**WHAT THE EXERCISE ASKS**
Report all lines from the entries below in which "tale" appears.

[Data items]

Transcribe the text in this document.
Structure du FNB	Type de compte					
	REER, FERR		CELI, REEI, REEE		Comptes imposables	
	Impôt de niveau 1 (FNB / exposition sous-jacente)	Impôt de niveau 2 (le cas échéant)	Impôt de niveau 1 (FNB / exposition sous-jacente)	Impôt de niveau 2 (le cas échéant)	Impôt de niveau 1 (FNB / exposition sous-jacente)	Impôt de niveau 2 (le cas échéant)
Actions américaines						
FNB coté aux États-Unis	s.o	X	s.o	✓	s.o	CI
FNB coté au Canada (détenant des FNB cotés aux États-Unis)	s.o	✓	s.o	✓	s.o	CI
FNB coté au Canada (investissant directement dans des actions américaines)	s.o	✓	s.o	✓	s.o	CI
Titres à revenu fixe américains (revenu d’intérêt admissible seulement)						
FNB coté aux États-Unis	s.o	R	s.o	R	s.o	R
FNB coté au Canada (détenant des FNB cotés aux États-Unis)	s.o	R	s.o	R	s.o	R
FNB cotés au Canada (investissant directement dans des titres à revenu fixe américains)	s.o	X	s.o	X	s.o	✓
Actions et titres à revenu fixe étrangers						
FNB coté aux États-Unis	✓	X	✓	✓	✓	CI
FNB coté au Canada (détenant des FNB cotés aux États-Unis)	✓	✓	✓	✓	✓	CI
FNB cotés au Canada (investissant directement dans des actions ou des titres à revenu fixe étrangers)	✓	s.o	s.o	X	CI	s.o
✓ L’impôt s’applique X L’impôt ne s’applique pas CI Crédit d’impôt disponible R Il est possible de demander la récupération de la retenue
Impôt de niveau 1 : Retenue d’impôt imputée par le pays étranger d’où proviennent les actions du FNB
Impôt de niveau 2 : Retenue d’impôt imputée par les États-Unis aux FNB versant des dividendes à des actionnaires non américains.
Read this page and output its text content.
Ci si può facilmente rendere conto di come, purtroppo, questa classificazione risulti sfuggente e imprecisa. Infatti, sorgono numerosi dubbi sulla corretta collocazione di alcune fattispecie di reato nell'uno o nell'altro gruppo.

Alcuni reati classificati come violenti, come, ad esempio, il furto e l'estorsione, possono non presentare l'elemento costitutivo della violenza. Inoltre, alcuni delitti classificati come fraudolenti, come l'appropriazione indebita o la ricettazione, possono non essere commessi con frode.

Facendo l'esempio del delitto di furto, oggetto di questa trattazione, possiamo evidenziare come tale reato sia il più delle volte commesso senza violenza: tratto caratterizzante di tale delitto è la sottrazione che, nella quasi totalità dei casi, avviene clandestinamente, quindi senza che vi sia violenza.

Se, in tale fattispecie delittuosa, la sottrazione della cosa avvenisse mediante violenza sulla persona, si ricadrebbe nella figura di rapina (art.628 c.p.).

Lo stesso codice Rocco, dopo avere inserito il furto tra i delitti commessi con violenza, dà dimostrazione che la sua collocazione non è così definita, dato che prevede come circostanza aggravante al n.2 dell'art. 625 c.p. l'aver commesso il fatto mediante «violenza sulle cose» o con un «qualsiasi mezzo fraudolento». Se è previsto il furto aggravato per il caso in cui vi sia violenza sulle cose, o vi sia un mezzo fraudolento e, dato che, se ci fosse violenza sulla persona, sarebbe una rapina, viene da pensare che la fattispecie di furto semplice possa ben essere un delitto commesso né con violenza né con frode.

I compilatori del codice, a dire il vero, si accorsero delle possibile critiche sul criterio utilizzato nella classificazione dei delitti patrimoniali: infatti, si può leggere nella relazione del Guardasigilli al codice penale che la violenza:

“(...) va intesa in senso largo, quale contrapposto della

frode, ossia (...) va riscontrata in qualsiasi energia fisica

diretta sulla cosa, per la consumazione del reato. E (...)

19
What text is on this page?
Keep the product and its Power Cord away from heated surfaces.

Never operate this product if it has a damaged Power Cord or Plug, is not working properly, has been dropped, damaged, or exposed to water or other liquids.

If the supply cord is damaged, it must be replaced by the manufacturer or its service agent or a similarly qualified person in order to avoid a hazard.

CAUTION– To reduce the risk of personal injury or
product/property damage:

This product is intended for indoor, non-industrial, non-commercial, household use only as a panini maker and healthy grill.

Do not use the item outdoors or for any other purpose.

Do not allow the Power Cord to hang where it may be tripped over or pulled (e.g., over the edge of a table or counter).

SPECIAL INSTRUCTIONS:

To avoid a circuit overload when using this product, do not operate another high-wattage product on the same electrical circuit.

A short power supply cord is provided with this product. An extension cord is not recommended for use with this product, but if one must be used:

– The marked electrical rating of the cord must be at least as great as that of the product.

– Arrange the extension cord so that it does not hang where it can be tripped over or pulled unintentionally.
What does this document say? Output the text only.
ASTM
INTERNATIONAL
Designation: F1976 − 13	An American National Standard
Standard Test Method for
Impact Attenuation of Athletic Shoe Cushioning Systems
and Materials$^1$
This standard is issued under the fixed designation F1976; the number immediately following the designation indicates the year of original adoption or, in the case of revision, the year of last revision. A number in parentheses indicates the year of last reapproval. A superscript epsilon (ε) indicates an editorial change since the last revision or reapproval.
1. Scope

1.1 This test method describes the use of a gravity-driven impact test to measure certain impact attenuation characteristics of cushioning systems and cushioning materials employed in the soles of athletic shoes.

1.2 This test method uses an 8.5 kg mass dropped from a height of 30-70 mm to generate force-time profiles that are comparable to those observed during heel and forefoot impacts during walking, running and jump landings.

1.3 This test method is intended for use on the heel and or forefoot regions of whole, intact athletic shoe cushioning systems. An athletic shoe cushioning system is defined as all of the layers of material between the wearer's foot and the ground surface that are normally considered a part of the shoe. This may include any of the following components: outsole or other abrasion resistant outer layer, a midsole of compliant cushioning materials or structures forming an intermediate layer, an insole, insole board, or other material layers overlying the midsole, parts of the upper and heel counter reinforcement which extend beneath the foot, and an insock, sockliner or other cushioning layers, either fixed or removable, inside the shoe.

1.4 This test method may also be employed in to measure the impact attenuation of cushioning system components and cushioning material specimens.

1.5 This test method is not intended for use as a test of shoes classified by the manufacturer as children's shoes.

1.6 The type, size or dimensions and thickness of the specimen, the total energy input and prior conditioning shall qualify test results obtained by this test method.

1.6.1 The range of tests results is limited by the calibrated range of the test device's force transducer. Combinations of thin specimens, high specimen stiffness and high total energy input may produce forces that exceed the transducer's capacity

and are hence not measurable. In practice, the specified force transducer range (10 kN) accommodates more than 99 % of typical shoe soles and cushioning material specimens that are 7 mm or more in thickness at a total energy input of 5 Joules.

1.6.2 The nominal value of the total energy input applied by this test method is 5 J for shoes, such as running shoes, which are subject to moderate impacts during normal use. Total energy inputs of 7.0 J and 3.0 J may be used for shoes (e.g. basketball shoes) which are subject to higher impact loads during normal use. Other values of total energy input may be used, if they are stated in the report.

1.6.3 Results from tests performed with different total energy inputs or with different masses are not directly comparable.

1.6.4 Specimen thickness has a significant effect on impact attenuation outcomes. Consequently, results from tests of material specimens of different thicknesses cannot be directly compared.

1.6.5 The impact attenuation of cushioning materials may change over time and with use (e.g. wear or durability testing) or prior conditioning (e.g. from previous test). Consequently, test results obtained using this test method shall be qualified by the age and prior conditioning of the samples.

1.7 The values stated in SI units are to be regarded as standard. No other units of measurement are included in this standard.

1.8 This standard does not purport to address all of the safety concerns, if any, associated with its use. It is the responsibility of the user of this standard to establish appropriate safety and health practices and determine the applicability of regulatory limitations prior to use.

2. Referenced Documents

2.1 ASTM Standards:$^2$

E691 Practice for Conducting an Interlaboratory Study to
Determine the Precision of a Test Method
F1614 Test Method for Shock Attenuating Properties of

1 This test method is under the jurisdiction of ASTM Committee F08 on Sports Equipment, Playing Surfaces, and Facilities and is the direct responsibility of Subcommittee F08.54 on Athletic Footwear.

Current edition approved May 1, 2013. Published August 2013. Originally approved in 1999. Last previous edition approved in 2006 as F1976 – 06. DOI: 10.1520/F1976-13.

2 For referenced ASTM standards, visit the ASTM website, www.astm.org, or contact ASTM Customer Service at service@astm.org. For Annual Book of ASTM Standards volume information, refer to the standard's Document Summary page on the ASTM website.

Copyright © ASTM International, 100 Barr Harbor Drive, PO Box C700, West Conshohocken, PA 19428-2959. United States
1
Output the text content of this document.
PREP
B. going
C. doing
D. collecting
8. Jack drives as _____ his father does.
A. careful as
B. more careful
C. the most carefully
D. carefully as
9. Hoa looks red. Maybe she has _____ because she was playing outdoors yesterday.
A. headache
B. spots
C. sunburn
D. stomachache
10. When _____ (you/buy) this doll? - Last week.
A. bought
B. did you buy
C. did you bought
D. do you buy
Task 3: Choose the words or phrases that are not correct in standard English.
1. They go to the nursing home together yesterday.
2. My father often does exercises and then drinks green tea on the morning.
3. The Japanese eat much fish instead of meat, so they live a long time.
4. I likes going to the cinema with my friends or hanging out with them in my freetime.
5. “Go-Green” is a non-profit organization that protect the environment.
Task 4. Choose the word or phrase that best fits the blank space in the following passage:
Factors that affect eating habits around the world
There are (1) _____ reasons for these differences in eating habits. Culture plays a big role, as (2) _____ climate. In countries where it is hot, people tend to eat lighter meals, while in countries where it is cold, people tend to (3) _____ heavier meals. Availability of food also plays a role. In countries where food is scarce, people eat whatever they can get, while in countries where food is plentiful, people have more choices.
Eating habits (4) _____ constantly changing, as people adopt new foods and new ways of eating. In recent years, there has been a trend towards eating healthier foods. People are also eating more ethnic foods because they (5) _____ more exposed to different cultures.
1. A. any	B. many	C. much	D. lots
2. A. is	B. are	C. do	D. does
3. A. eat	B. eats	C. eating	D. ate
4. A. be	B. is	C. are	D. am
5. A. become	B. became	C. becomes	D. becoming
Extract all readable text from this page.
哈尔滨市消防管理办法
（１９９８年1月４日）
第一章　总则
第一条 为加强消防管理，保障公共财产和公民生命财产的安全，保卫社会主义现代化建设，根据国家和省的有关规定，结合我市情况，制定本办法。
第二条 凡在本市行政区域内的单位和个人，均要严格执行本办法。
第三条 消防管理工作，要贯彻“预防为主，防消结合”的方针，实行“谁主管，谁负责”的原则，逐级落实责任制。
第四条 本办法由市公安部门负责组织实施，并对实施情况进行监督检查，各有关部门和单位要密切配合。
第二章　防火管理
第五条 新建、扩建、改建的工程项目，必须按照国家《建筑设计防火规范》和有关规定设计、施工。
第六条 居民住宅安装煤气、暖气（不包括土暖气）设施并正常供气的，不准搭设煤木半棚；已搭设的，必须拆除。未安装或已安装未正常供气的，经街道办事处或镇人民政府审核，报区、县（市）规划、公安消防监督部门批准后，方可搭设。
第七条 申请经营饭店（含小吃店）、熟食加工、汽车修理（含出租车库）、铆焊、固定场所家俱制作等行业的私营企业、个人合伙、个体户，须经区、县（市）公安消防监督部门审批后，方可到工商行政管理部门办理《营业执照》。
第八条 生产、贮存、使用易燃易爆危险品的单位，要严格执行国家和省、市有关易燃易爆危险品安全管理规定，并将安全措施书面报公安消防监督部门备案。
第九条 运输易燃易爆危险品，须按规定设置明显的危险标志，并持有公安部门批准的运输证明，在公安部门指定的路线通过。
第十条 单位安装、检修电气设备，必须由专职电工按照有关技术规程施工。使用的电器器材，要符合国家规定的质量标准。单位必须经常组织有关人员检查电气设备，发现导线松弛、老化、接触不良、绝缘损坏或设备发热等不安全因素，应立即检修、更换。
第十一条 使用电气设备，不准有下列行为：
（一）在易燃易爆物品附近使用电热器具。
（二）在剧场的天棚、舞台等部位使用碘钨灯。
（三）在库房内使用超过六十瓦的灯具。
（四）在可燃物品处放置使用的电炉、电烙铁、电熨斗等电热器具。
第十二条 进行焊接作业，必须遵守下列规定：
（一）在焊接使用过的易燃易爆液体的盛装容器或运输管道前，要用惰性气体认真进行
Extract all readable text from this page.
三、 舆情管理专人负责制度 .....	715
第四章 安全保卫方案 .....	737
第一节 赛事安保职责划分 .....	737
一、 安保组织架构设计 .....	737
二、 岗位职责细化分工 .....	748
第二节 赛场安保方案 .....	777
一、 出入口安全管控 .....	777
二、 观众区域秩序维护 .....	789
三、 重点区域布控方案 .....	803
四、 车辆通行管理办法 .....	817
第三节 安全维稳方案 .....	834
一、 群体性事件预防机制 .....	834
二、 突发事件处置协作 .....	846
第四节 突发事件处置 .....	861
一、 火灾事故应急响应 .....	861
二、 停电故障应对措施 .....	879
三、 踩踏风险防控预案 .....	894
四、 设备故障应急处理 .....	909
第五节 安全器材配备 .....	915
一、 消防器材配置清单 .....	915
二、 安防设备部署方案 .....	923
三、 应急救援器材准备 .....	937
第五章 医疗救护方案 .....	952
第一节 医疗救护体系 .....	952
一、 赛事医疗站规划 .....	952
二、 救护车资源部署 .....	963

**ANSWER FOR THE TASK**
Facendo l'esempio del delitto di furto, oggetto di questa trattazione, possiamo evidenziare come tale reato sia il più delle volte commesso senza violenza: tratto caratterizzante di tale delitto è la sottrazione che, nella quasi totalità dei casi, avviene clandestinamente, quindi senza che vi sia violenza.
Se, in tale fattispecie delittuosa, la sottrazione della cosa avvenisse mediante violenza sulla persona, si ricadrebbe nella figura di rapina (art.628 c.p.).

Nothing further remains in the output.